_Instructions for the task_
Check each line of the listing below for the string "Papillary", and copy the ones that have it.

_Information given_
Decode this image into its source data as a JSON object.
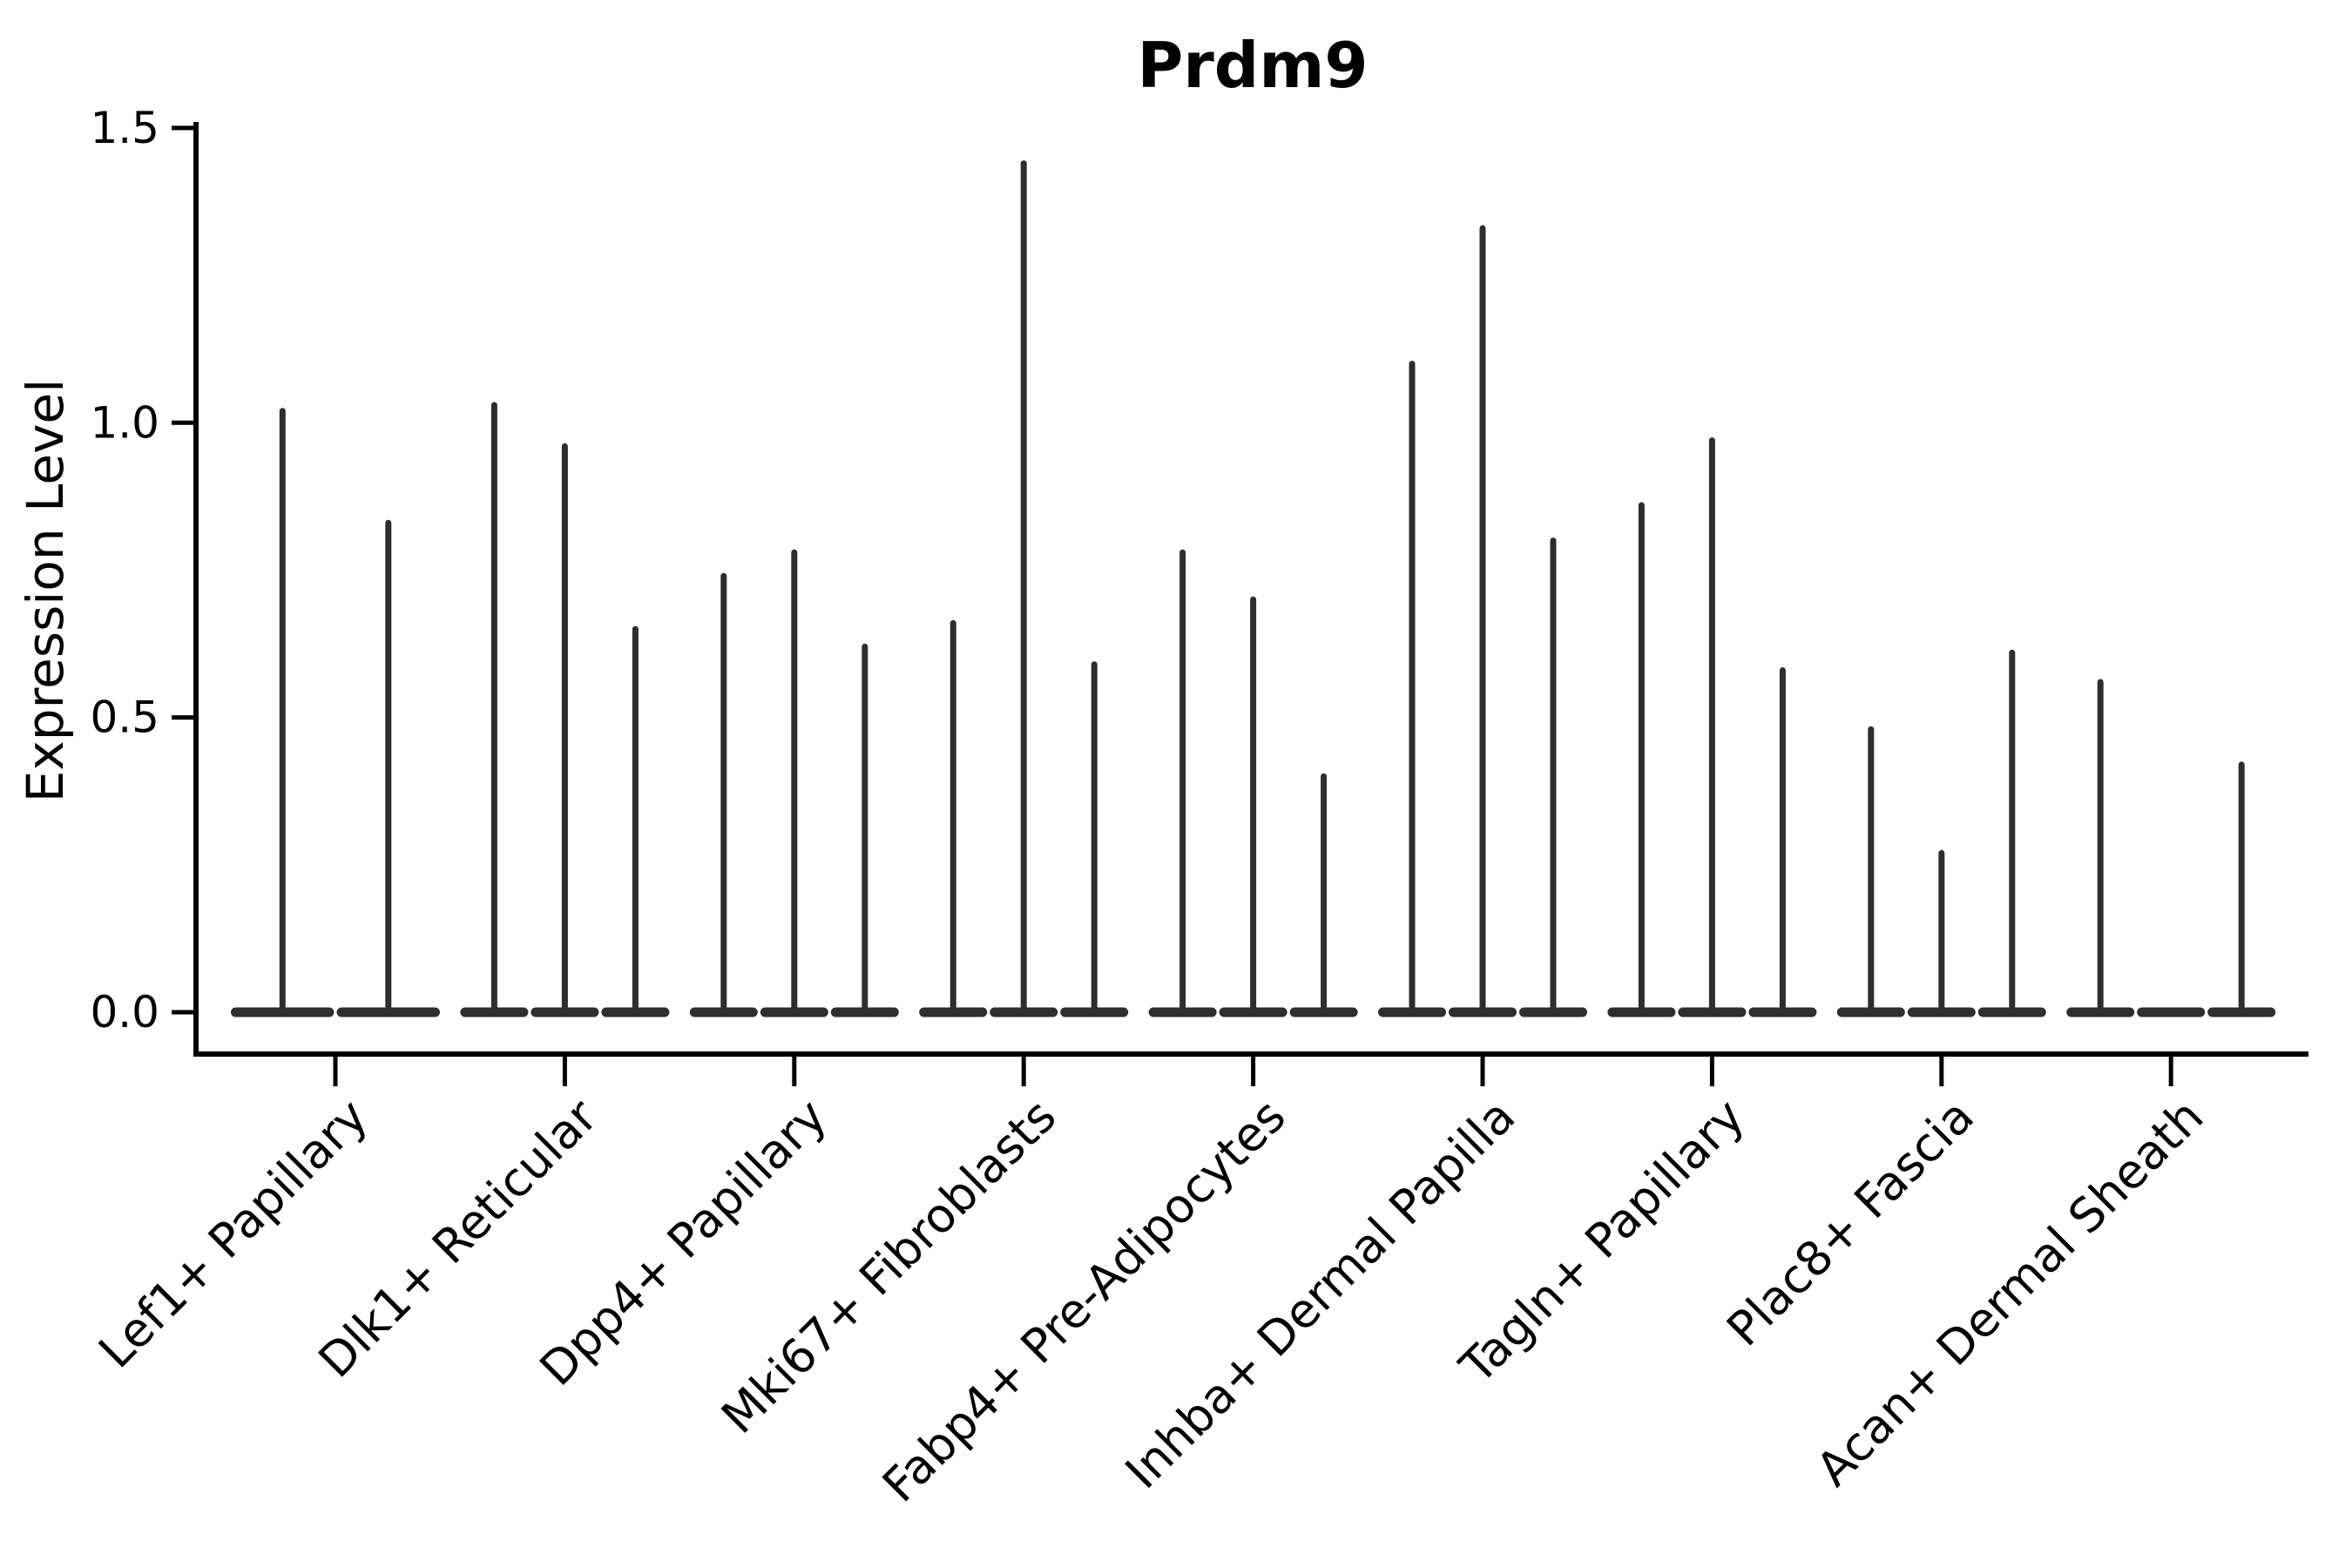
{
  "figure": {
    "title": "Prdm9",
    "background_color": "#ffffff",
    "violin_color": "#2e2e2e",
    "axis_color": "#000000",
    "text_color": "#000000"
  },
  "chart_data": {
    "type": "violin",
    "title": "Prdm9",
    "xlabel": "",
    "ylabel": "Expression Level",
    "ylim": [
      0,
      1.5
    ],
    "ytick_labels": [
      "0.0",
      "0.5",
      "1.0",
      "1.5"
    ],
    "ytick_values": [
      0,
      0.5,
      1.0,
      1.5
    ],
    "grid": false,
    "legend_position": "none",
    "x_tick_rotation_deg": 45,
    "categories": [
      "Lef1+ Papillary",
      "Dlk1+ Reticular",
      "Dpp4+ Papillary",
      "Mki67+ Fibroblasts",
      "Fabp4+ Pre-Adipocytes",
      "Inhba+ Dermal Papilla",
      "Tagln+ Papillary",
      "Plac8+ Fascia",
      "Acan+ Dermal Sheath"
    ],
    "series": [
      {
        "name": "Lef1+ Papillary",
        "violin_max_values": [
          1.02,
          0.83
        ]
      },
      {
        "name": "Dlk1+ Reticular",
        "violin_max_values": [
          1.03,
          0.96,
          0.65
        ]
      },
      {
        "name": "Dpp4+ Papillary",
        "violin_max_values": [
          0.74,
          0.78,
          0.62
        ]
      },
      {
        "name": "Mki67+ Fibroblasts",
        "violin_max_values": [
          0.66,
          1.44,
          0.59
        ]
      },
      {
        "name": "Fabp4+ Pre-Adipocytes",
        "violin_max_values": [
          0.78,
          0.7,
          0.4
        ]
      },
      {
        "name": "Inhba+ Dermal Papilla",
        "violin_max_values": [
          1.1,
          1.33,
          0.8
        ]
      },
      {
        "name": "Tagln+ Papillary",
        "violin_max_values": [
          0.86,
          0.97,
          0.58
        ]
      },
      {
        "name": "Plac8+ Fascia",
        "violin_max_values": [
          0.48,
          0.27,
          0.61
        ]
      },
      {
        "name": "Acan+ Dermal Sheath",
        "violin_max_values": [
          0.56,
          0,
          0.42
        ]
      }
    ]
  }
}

_Final result_
      "Lef1+ Papillary",
      "Dpp4+ Papillary",
      "Tagln+ Papillary",
        "name": "Lef1+ Papillary",
        "name": "Dpp4+ Papillary",
        "name": "Tagln+ Papillary",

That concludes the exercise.